Start Data listing

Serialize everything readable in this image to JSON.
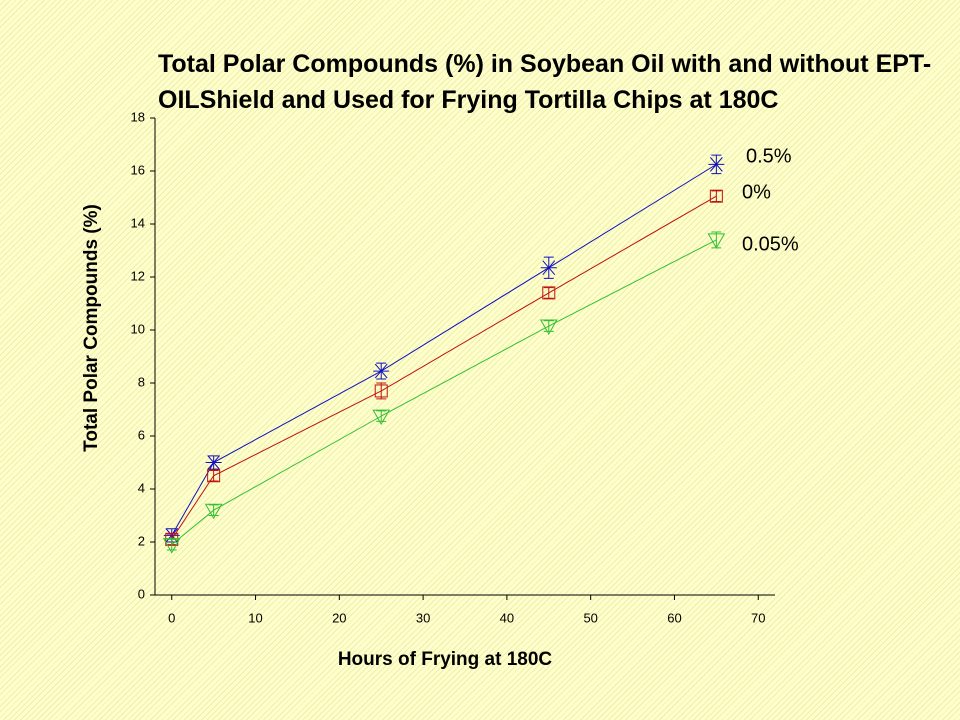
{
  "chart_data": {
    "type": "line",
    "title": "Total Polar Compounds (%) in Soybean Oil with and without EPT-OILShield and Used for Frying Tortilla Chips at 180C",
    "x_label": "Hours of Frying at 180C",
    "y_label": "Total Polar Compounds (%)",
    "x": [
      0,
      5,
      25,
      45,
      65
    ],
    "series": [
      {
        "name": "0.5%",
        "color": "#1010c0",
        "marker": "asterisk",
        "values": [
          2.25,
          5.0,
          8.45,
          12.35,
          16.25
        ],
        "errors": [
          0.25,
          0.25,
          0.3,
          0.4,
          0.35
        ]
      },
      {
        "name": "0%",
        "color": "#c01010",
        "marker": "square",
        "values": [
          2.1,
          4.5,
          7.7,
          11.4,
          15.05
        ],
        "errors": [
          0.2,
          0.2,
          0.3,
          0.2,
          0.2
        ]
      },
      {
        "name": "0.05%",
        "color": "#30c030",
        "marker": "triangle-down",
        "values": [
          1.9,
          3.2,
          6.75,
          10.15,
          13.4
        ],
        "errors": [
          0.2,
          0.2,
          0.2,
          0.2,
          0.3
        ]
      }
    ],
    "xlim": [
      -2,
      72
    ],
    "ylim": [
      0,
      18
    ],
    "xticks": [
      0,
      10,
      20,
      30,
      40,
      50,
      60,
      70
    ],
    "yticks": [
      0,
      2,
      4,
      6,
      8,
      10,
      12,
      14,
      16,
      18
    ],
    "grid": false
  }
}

End Data listing

_Work to be completed_
Send back the data above word for word, with the pictures left out.

_Response below_
Serialize everything readable in this image to JSON.
{
  "chart_data": {
    "type": "line",
    "title": "Total Polar Compounds (%) in Soybean Oil with and without EPT-OILShield and Used for Frying Tortilla Chips at 180C",
    "x_label": "Hours of Frying at 180C",
    "y_label": "Total Polar Compounds (%)",
    "x": [
      0,
      5,
      25,
      45,
      65
    ],
    "series": [
      {
        "name": "0.5%",
        "color": "#1010c0",
        "marker": "asterisk",
        "values": [
          2.25,
          5.0,
          8.45,
          12.35,
          16.25
        ],
        "errors": [
          0.25,
          0.25,
          0.3,
          0.4,
          0.35
        ]
      },
      {
        "name": "0%",
        "color": "#c01010",
        "marker": "square",
        "values": [
          2.1,
          4.5,
          7.7,
          11.4,
          15.05
        ],
        "errors": [
          0.2,
          0.2,
          0.3,
          0.2,
          0.2
        ]
      },
      {
        "name": "0.05%",
        "color": "#30c030",
        "marker": "triangle-down",
        "values": [
          1.9,
          3.2,
          6.75,
          10.15,
          13.4
        ],
        "errors": [
          0.2,
          0.2,
          0.2,
          0.2,
          0.3
        ]
      }
    ],
    "xlim": [
      -2,
      72
    ],
    "ylim": [
      0,
      18
    ],
    "xticks": [
      0,
      10,
      20,
      30,
      40,
      50,
      60,
      70
    ],
    "yticks": [
      0,
      2,
      4,
      6,
      8,
      10,
      12,
      14,
      16,
      18
    ],
    "grid": false
  }
}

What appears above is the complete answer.